- [The request]: Show all lines holding "text".

- [Material provided]:
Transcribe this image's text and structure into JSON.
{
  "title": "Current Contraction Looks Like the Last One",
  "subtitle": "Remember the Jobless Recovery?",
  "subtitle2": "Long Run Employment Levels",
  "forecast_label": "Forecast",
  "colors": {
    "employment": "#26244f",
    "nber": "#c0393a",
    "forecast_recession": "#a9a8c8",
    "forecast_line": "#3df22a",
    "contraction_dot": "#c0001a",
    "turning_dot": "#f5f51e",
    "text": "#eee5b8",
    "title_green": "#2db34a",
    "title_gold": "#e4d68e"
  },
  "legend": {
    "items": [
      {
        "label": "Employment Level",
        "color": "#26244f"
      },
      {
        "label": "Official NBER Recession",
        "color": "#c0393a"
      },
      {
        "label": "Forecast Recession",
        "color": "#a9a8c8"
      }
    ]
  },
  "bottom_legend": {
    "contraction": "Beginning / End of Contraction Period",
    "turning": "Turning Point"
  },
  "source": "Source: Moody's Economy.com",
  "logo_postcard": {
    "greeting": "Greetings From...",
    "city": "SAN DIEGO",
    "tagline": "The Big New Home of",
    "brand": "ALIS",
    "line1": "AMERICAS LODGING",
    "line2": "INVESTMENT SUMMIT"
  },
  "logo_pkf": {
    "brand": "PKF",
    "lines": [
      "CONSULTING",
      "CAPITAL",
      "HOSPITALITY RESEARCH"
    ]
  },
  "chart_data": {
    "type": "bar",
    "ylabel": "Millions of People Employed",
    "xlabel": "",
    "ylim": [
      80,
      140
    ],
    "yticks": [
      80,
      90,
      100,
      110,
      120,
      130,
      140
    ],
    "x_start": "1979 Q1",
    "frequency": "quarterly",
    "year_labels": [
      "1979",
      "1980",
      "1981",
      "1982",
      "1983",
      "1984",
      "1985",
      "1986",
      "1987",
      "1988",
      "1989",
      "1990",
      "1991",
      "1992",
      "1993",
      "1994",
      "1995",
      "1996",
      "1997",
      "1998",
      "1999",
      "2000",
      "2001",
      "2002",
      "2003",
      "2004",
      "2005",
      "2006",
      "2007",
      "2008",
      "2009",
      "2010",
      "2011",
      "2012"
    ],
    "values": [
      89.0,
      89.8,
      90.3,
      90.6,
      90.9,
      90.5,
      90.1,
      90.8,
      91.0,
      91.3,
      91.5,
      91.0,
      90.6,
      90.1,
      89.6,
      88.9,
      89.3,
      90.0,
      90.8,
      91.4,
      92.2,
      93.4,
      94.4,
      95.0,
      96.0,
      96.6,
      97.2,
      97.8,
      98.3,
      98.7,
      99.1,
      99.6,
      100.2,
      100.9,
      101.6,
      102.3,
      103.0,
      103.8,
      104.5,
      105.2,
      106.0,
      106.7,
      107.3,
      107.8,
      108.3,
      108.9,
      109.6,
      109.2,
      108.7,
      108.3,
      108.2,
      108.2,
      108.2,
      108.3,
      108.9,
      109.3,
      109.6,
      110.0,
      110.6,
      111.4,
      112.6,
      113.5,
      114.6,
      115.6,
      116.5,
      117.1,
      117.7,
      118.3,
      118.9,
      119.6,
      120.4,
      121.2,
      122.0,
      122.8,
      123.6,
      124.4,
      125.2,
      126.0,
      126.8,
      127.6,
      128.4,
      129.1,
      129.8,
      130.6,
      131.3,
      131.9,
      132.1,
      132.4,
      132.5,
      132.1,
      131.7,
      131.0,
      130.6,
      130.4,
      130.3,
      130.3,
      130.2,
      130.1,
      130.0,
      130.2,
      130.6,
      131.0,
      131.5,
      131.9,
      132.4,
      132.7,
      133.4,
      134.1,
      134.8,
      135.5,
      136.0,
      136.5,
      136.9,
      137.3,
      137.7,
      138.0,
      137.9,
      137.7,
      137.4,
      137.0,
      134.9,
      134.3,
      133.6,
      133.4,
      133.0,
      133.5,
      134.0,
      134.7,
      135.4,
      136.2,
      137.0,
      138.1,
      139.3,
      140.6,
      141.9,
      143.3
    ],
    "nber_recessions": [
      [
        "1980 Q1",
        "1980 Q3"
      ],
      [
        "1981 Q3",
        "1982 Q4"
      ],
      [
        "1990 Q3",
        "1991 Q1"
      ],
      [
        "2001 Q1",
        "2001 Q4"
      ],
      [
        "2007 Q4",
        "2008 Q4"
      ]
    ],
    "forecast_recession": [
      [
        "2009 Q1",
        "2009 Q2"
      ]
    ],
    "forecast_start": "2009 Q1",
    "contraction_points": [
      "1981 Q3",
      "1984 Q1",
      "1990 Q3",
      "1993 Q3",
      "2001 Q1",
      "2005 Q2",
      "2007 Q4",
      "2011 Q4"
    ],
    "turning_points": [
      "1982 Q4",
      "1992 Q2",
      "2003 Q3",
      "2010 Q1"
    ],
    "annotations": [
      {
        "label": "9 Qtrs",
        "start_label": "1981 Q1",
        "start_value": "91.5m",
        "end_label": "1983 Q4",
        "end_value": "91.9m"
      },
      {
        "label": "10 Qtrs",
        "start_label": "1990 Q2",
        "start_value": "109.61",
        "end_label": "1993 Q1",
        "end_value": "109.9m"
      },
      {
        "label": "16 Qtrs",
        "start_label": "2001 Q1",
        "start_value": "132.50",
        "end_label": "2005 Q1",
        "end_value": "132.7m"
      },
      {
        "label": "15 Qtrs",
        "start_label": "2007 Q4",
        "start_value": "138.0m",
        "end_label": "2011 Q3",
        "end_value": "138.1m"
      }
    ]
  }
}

- [The solution]:
Transcribe this image's text and structure into JSON.
    "text": "#eee5b8",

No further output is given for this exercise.